Reduced synchronization — uses __syncwarp() instead of __syncthreads() where possible.
Parallel sort mention — bitonic network (not fully implemented, falls back to selection sort).

4.4 Correctness Analysis

Strengths:

Three-pass approach is straightforward and well-understood. Max-first ensures numerical stability.
exp(x - max_val) guarantees no overflow.
inv_sum = 1.0f / s_warp_sum[0] — safe because sum includes at least exp(0) = 1.0.
Test harness includes CPU reference with random data (range [-10, 10]).
Handles index sorting for tie-breaking comparison.
Tests multiple configurations: V=1000/K=10, V=50257/K=256, V=50257/K=50, V=32000/K=128.

Potential Issues:

v1: Single-thread merge bottleneck — Thread 0 does all 4096 heap insertions. For K=256, each insertion is O(log K) = ~8 operations. Total ~32K shared memory ops. This is small but serializes the merge.
v1: Selection sort O(K²) — For K=256, this is 65K comparisons. Done once per block, so acceptable but not optimal.
v2: Warp-level merge has issues — The warp_topk_merge function is declared but never actually used in the v2 kernel. Instead, v2 uses inline lane-0 collection with __shfl_sync. The function signature takes K as a runtime parameter but the template has K as compile-time — this mismatch means the function can't be called with the template's K.
v2: Float4 alignment — The vectorized load assumes V is divisible by 4 and the row pointer is 16-byte aligned. No handling for misaligned cases beyond the tail loop.
v2: Selection sort still used — Despite claiming "parallel sort using warp-level bitonic network," the actual code still uses thread-0 selection sort.

→ Information given:
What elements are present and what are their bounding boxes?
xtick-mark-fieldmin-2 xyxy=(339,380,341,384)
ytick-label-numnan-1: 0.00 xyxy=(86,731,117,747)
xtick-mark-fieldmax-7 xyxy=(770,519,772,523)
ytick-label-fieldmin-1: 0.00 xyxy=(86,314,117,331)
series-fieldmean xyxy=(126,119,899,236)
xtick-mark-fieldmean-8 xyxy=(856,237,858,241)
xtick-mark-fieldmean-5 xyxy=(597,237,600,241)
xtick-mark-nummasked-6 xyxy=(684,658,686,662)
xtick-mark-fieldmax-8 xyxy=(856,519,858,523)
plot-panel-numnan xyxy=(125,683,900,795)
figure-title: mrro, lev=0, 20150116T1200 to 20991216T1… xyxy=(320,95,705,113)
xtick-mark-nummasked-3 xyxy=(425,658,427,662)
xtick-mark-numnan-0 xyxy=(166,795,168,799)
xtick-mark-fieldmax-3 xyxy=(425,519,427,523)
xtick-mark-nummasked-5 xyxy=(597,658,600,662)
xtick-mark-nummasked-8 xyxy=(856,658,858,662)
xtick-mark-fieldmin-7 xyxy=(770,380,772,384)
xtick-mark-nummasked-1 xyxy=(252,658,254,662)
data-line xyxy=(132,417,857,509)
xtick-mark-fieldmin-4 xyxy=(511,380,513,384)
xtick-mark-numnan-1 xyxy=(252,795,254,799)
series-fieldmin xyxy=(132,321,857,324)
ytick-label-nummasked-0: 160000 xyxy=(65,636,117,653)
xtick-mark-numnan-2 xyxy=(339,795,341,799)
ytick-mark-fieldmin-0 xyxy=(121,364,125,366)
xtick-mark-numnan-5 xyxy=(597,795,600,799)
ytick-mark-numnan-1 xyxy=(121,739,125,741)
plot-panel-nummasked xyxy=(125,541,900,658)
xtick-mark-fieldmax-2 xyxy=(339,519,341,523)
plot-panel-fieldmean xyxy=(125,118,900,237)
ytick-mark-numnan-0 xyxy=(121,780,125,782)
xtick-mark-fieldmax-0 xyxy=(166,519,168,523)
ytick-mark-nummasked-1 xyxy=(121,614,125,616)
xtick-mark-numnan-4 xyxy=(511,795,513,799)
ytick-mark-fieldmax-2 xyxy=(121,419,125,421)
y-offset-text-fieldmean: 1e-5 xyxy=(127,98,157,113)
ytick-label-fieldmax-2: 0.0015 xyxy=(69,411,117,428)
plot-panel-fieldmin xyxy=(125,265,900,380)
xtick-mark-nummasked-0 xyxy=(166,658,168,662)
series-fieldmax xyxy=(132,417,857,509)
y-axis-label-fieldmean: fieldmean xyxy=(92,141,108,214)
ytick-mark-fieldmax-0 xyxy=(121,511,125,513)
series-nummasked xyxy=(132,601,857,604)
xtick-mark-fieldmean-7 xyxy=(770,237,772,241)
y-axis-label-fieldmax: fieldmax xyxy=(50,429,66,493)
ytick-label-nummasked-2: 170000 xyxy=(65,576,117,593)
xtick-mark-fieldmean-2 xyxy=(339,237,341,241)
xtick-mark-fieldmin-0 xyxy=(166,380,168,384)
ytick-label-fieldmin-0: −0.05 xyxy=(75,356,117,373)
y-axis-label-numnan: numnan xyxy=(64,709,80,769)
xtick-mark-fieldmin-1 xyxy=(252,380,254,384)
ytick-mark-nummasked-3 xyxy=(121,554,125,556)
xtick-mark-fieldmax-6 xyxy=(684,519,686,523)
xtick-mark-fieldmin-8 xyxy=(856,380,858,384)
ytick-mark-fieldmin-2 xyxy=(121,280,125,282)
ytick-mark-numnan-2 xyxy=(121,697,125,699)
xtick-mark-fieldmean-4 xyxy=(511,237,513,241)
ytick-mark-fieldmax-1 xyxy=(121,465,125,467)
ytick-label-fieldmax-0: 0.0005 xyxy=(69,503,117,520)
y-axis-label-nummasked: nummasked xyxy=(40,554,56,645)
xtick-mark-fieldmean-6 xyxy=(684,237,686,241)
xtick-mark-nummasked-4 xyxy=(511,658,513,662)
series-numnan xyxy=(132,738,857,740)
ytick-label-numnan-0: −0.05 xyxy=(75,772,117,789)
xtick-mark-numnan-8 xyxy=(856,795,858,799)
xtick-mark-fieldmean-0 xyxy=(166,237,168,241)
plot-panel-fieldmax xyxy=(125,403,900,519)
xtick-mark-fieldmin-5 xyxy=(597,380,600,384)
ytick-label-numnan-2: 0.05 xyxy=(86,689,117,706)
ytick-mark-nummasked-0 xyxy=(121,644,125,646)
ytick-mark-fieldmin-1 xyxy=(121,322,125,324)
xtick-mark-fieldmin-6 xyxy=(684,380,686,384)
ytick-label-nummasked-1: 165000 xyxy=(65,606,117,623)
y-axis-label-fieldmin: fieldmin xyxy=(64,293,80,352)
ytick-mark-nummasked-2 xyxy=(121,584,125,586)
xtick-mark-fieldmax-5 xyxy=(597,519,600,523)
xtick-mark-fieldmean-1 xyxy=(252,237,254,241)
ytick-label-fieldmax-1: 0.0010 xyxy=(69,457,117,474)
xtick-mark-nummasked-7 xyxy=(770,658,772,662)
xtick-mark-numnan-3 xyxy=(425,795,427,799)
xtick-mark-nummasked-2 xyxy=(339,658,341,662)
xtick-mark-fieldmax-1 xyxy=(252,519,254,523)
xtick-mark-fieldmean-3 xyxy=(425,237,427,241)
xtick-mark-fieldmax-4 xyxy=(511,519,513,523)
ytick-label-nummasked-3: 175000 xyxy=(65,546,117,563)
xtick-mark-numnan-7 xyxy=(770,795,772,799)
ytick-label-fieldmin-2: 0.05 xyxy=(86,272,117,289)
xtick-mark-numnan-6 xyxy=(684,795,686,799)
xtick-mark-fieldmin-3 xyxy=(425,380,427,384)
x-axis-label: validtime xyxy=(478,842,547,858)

→ Aim of the task: Continue the analysis of the top-K softmax kernel code, starting after its final sentence. The records have no connection to the text.

→ Reply to the task:
v2: __syncwarp() after lane-0 work — After lane 0 collects all data via shuffle, __syncwarp() is called but lane 0 is the only one that did work. Other lanes are idle. This is fine but the warp-level merge doesn't actually distribute work.

No critical correctness bugs like GLM-5's cross-warp row conflation. The three-pass design with one block per row is simpler and avoids the row-ownership ambiguity.

4.5 Completeness

Deliverable	Present	Quality
Kernel code	✅	Two versions (v1 + v2)
Memory access pattern	✅	Good — table with bytes per phase
Warp-level optimization	✅	Good — shuffle reductions, warp merge in v2
Complexity analysis	✅	Good — compute-bound claim (disputed below)
Comparison to naive	✅	Good — quantitative table
Test/benchmark	✅	CPU reference, timing, scaling analysis
Design document	✅	6-section ANALYSIS.md
Executive summary	✅	FINAL.md with architecture at a glance

4.6 Code Quality

Two versions (v1 and v2) — shows iterative improvement mindset.
Template parameter K with explicit instantiations.
__restrict__ qualifiers present.
__device__ __forceinline__ on hot functions.
#pragma unroll on reduction loops.
Dynamic shared memory for staging buffer — good for flexibility.
Comments are good but slightly less detailed than GLM-5.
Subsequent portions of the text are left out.